* BEGIN Task input *

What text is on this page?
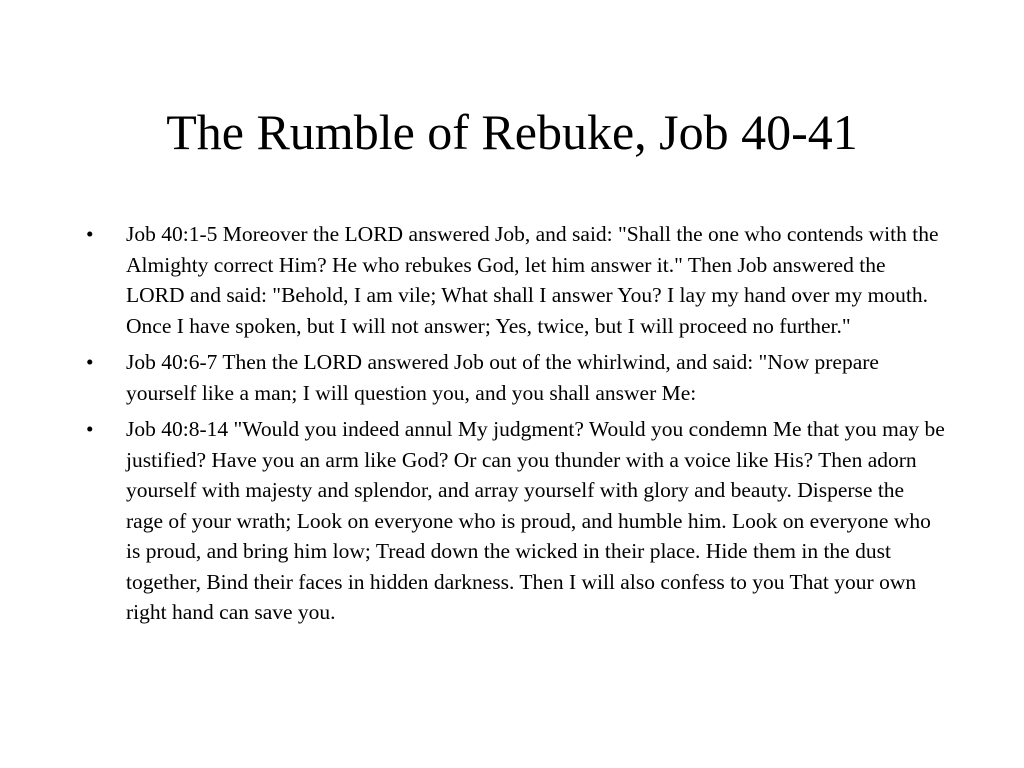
The Rumble of Rebuke, Job 40-41
•	Job 40:1-5 Moreover the LORD answered Job, and said: "Shall the one who contends with the Almighty correct Him? He who rebukes God, let him answer it." Then Job answered the LORD and said: "Behold, I am vile; What shall I answer You? I lay my hand over my mouth. Once I have spoken, but I will not answer; Yes, twice, but I will proceed no further."
•	Job 40:6-7 Then the LORD answered Job out of the whirlwind, and said: "Now prepare yourself like a man; I will question you, and you shall answer Me:
•	Job 40:8-14 "Would you indeed annul My judgment? Would you condemn Me that you may be justified? Have you an arm like God? Or can you thunder with a voice like His? Then adorn yourself with majesty and splendor, and array yourself with glory and beauty. Disperse the rage of your wrath; Look on everyone who is proud, and humble him. Look on everyone who is proud, and bring him low; Tread down the wicked in their place. Hide them in the dust together, Bind their faces in hidden darkness. Then I will also confess to you That your own right hand can save you.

* END Task input *

Task instructions:
Your copy should match the entries exactly, minus the pictures.

Solution below:
What text is on this page?
The Rumble of Rebuke, Job 40-41
•	Job 40:1-5 Moreover the LORD answered Job, and said: "Shall the one who contends with the Almighty correct Him? He who rebukes God, let him answer it." Then Job answered the LORD and said: "Behold, I am vile; What shall I answer You? I lay my hand over my mouth. Once I have spoken, but I will not answer; Yes, twice, but I will proceed no further."
•	Job 40:6-7 Then the LORD answered Job out of the whirlwind, and said: "Now prepare yourself like a man; I will question you, and you shall answer Me:
•	Job 40:8-14 "Would you indeed annul My judgment? Would you condemn Me that you may be justified? Have you an arm like God? Or can you thunder with a voice like His? Then adorn yourself with majesty and splendor, and array yourself with glory and beauty. Disperse the rage of your wrath; Look on everyone who is proud, and humble him. Look on everyone who is proud, and bring him low; Tread down the wicked in their place. Hide them in the dust together, Bind their faces in hidden darkness. Then I will also confess to you That your own right hand can save you.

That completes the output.